Copy every line of the entries that includes the word "JSON".

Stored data

━━━━━━━━━━━━━━━━━━━━━━━━━━━━━━

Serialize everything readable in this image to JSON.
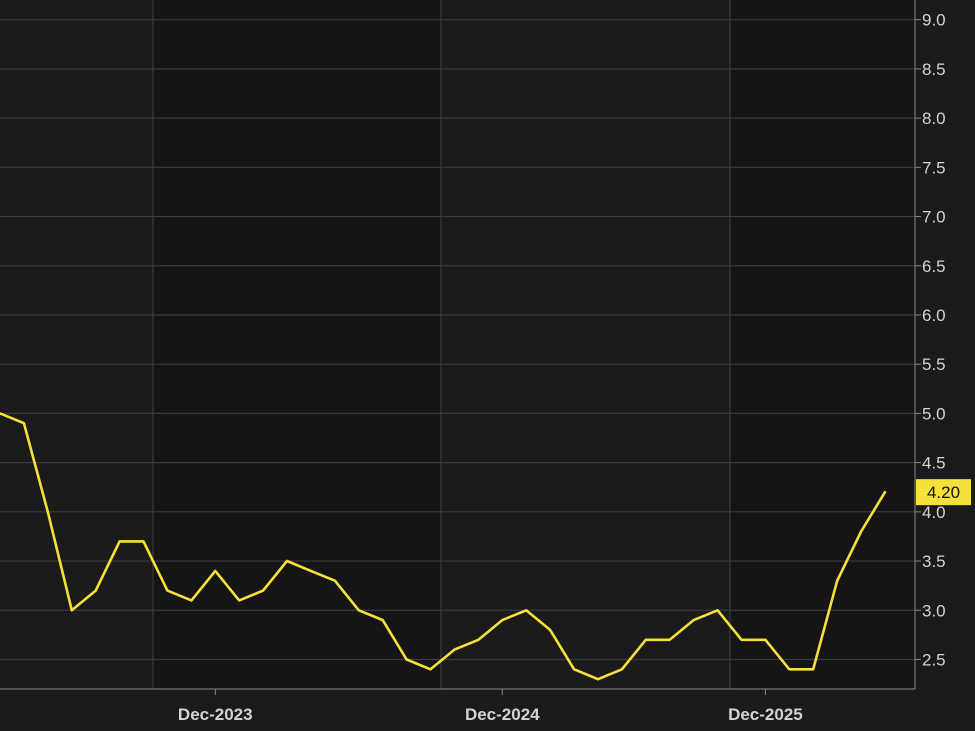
{
  "chart_data": {
    "type": "line",
    "title": "",
    "xlabel": "",
    "ylabel": "",
    "ylim": [
      2.2,
      9.2
    ],
    "y_ticks": [
      "2.5",
      "3.0",
      "3.5",
      "4.0",
      "4.5",
      "5.0",
      "5.5",
      "6.0",
      "6.5",
      "7.0",
      "7.5",
      "8.0",
      "8.5",
      "9.0"
    ],
    "x_ticks": [
      {
        "label": "Dec-2023",
        "index": 9
      },
      {
        "label": "Dec-2024",
        "index": 21
      },
      {
        "label": "Dec-2025",
        "index": 32
      }
    ],
    "x_range": [
      0,
      37
    ],
    "grid": true,
    "legend": "none",
    "last_value_label": "4.20",
    "series": [
      {
        "values": [
          5.0,
          4.9,
          4.0,
          3.0,
          3.2,
          3.7,
          3.7,
          3.2,
          3.1,
          3.4,
          3.1,
          3.2,
          3.5,
          3.4,
          3.3,
          3.0,
          2.9,
          2.5,
          2.4,
          2.6,
          2.7,
          2.9,
          3.0,
          2.8,
          2.4,
          2.3,
          2.4,
          2.7,
          2.7,
          2.9,
          3.0,
          2.7,
          2.7,
          2.4,
          2.4,
          3.3,
          3.8,
          4.2
        ]
      }
    ],
    "colors": {
      "line": "#f5e13a",
      "grid": "#3a3a3a",
      "background": "#1b1b1b",
      "band_dark": "#151515",
      "axis": "#8a8a8a",
      "label_bg": "#f5e13a"
    }
  }
}
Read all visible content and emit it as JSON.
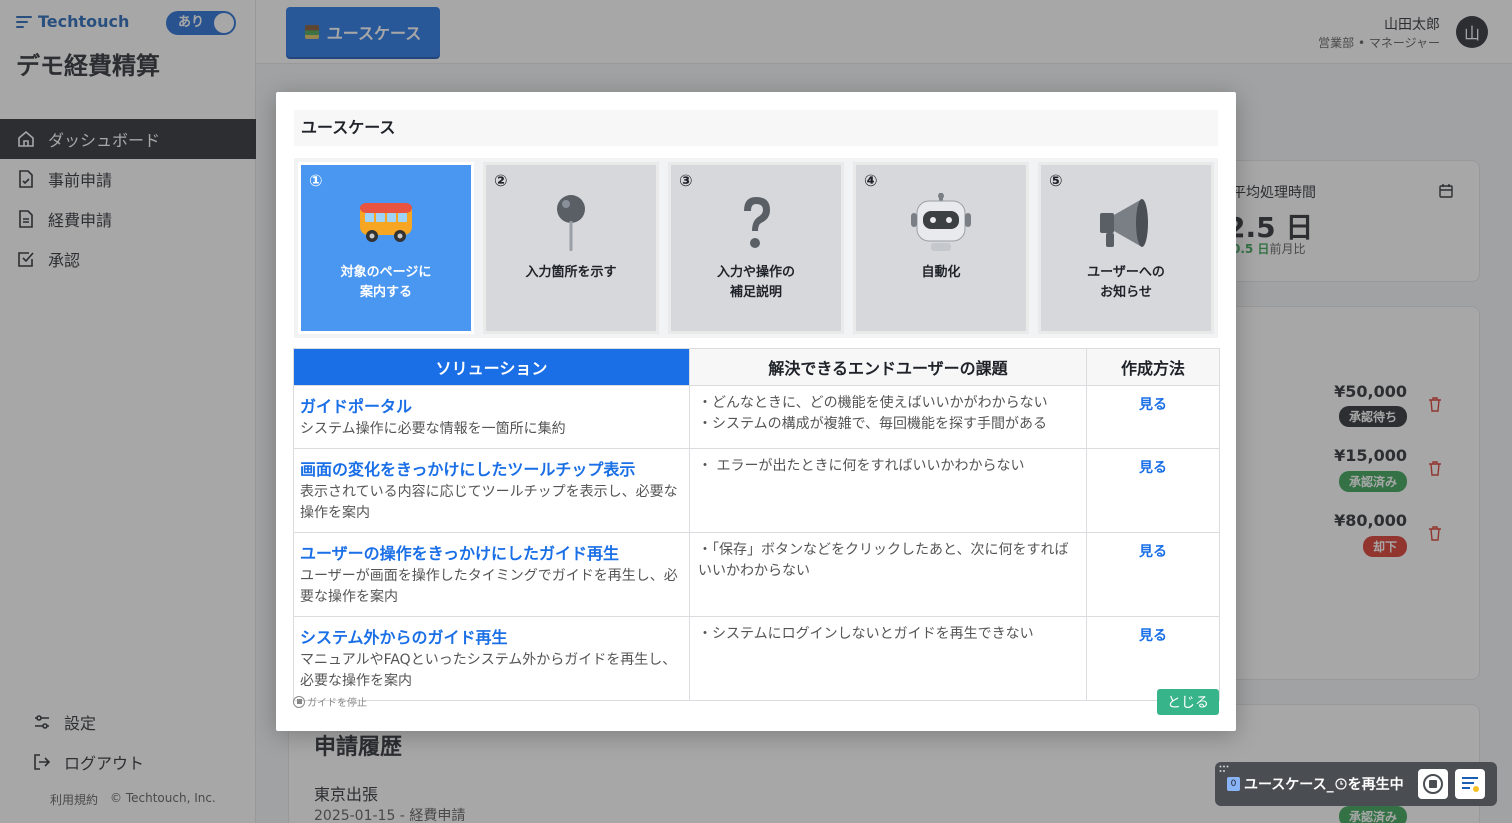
{
  "brand": {
    "name": "Techtouch",
    "color": "#1a5fb4"
  },
  "toggle": {
    "label": "あり"
  },
  "app_title": "デモ経費精算",
  "sidebar": {
    "items": [
      {
        "label": "ダッシュボード",
        "icon": "home-icon",
        "active": true
      },
      {
        "label": "事前申請",
        "icon": "file-check-icon"
      },
      {
        "label": "経費申請",
        "icon": "file-text-icon"
      },
      {
        "label": "承認",
        "icon": "check-square-icon"
      }
    ],
    "bottom": [
      {
        "label": "設定",
        "icon": "sliders-icon"
      },
      {
        "label": "ログアウト",
        "icon": "logout-icon"
      }
    ],
    "footer": {
      "terms": "利用規約",
      "copyright": "© Techtouch, Inc."
    }
  },
  "header": {
    "usecase_button": "ユースケース",
    "user_name": "山田太郎",
    "user_role": "営業部 • マネージャー",
    "avatar": "山"
  },
  "dashboard": {
    "stat_label": "平均処理時間",
    "stat_value": "2.5 日",
    "stat_delta_value": "0.5 日",
    "stat_delta_suffix": "前月比",
    "requests": [
      {
        "amount": "¥50,000",
        "status": "承認待ち",
        "status_color": "#1f2329"
      },
      {
        "amount": "¥15,000",
        "status": "承認済み",
        "status_color": "#2e9e4f"
      },
      {
        "amount": "¥80,000",
        "status": "却下",
        "status_color": "#d93025"
      }
    ],
    "history_title": "申請履歴",
    "history_item": "東京出張",
    "history_sub": "2025-01-15 - 経費申請",
    "history_badge": "承認済み"
  },
  "modal": {
    "title": "ユースケース",
    "steps": [
      {
        "num": "①",
        "label": "対象のページに\n案内する",
        "icon": "bus-icon"
      },
      {
        "num": "②",
        "label": "入力箇所を示す",
        "icon": "pushpin-icon"
      },
      {
        "num": "③",
        "label": "入力や操作の\n補足説明",
        "icon": "question-icon"
      },
      {
        "num": "④",
        "label": "自動化",
        "icon": "robot-icon"
      },
      {
        "num": "⑤",
        "label": "ユーザーへの\nお知らせ",
        "icon": "megaphone-icon"
      }
    ],
    "table": {
      "headers": [
        "ソリューション",
        "解決できるエンドユーザーの課題",
        "作成方法"
      ],
      "rows": [
        {
          "title": "ガイドポータル",
          "desc": "システム操作に必要な情報を一箇所に集約",
          "issues": [
            "・どんなときに、どの機能を使えばいいかがわからない",
            "・システムの構成が複雑で、毎回機能を探す手間がある"
          ],
          "link": "見る"
        },
        {
          "title": "画面の変化をきっかけにしたツールチップ表示",
          "desc": "表示されている内容に応じてツールチップを表示し、必要な操作を案内",
          "issues": [
            "・ エラーが出たときに何をすればいいかわからない"
          ],
          "link": "見る"
        },
        {
          "title": "ユーザーの操作をきっかけにしたガイド再生",
          "desc": "ユーザーが画面を操作したタイミングでガイドを再生し、必要な操作を案内",
          "issues": [
            "・「保存」ボタンなどをクリックしたあと、次に何をすればいいかわからない"
          ],
          "link": "見る"
        },
        {
          "title": "システム外からのガイド再生",
          "desc": "マニュアルやFAQといったシステム外からガイドを再生し、必要な操作を案内",
          "issues": [
            "・システムにログインしないとガイドを再生できない"
          ],
          "link": "見る"
        }
      ]
    },
    "stop_guide": "ガイドを停止",
    "close": "とじる"
  },
  "player": {
    "num": "0",
    "label": "ユースケース_",
    "suffix": " を再生中"
  },
  "colors": {
    "accent": "#1a6fe6",
    "close_button": "#38b48b",
    "active_step": "#4a97f2"
  }
}
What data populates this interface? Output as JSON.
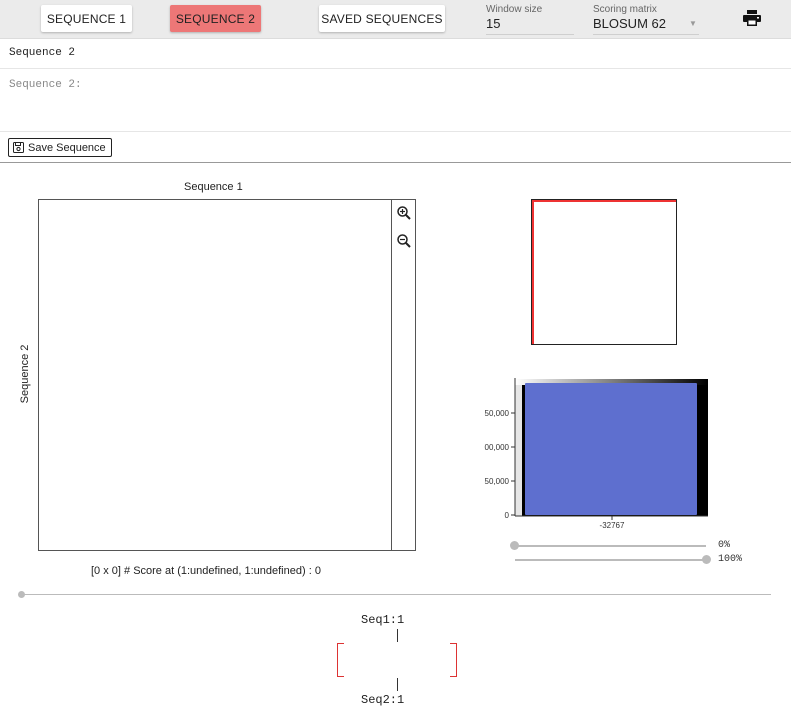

━━━━━━━━━━━━━━━━━━━━━━━━━━━━━━

Written response:
Serialize everything readable in this image to JSON.
Read all visible content and emit it as JSON.
What data populates this interface? Output as JSON.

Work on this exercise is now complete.